Transcreva, do texto sobre o almoço do primeiro-ministro com os chefes militares, tudo o que vai desde "O primeiro-ministro almoçou" até "rede social Twitter.".

── Texto selecionado

Primeiro-ministro almoçou esta terça-feira em São Bento os chefes militares

o líder do executivo adianta que, durante o encontro, foram passados "em revista alguns temas estratégico-militares da atualidade internacional e os desafios que nesse contexto se colocam às Forças Armadas".

O primeiro-ministro almoçou esta terça-feira em São Bento com o chefe do Estado-Maior General das Forças Armadas e com os chefes militares da Armada, Exército e Força Aérea para analisar os desafios que se colocam à Defesa Nacional.

"Reuni hoje ao almoço com o chefe do Estado-Maior-General das Forças Armadas [almirante Silva Ribeiro] e os chefes do Estado-Maior dos três ramos", escreveu António Costa na sua conta na rede social Twitter.

Nesta sua mensagem, o líder do executivo adianta que, durante o encontro, foram passados "em revista alguns temas estratégico-militares da atualidade internacional e os desafios que nesse contexto se colocam às Forças Armadas".

────
── Dados disponíveis

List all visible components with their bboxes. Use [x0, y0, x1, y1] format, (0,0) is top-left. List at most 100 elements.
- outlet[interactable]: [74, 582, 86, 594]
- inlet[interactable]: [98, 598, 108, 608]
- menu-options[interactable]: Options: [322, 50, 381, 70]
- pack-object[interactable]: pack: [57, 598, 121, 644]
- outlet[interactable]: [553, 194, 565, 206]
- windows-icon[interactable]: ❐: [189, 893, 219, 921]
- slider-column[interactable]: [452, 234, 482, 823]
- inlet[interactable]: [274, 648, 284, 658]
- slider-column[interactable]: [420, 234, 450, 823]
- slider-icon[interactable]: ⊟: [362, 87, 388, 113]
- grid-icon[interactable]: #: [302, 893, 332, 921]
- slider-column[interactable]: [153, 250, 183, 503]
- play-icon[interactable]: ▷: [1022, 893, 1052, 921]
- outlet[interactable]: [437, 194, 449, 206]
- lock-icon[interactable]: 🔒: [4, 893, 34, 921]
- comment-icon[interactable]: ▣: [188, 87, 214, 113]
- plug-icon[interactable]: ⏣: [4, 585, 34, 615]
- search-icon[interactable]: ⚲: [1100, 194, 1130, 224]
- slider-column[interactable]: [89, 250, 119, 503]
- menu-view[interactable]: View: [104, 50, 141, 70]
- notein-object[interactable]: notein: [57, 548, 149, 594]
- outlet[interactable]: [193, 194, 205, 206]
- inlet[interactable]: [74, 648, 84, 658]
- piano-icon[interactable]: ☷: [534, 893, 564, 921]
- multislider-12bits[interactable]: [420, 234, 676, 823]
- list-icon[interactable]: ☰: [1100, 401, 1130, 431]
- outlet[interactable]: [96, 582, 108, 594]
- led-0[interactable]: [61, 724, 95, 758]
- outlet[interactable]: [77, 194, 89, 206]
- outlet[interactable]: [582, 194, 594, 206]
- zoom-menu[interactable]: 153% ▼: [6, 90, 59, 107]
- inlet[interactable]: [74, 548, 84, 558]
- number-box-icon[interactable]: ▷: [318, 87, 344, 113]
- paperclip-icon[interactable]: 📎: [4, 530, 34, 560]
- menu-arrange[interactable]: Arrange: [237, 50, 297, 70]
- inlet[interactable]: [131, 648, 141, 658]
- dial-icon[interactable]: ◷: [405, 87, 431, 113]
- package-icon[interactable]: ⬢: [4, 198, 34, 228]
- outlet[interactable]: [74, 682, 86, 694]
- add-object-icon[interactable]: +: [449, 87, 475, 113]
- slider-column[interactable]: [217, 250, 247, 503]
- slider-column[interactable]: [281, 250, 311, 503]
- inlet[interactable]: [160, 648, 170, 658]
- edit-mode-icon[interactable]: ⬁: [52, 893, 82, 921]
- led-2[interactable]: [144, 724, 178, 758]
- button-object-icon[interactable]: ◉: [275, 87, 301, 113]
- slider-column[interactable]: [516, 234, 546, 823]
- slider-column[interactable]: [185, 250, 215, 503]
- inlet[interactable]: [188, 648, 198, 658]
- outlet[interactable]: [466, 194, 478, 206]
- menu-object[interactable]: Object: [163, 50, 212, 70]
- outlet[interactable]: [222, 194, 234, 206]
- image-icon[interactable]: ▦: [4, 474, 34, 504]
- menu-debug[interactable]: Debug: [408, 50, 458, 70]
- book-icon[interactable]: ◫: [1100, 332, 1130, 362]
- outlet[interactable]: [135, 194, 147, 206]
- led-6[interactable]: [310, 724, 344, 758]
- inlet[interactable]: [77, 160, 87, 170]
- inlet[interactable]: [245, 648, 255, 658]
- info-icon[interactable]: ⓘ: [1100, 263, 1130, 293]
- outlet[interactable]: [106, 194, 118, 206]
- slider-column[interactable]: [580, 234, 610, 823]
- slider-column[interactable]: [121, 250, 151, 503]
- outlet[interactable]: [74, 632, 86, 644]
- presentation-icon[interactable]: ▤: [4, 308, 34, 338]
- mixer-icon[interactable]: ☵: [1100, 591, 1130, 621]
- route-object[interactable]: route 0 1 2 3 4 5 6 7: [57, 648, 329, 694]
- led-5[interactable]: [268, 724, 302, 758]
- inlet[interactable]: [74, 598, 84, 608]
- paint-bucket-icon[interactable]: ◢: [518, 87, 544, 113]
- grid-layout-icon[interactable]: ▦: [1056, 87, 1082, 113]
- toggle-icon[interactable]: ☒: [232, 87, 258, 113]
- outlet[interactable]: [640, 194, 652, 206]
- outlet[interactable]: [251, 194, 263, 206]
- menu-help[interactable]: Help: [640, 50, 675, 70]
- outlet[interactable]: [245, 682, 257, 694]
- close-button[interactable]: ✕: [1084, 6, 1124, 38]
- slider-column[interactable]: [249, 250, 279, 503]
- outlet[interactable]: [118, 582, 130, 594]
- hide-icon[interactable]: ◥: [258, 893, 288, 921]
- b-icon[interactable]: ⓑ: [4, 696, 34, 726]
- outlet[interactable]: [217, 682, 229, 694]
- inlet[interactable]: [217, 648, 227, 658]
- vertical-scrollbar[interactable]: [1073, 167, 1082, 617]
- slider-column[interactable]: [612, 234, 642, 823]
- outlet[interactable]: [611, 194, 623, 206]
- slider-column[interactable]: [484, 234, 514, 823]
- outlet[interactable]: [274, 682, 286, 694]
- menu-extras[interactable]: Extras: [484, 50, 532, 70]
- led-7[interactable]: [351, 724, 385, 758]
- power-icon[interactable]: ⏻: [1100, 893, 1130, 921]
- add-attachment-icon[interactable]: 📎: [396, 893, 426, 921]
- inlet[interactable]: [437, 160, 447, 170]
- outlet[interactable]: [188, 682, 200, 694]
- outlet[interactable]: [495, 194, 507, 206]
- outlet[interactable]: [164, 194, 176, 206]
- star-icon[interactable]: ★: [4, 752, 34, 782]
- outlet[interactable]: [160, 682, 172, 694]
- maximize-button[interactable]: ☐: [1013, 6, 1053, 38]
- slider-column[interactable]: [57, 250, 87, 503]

────

= Espaço de resposta =
O primeiro-ministro almoçou esta terça-feira em São Bento com o chefe do Estado-Maior General das Forças Armadas e com os chefes militares da Armada, Exército e Força Aérea para analisar os desafios que se colocam à Defesa Nacional.

"Reuni hoje ao almoço com o chefe do Estado-Maior-General das Forças Armadas [almirante Silva Ribeiro] e os chefes do Estado-Maior dos três ramos", escreveu António Costa na sua conta na rede social Twitter.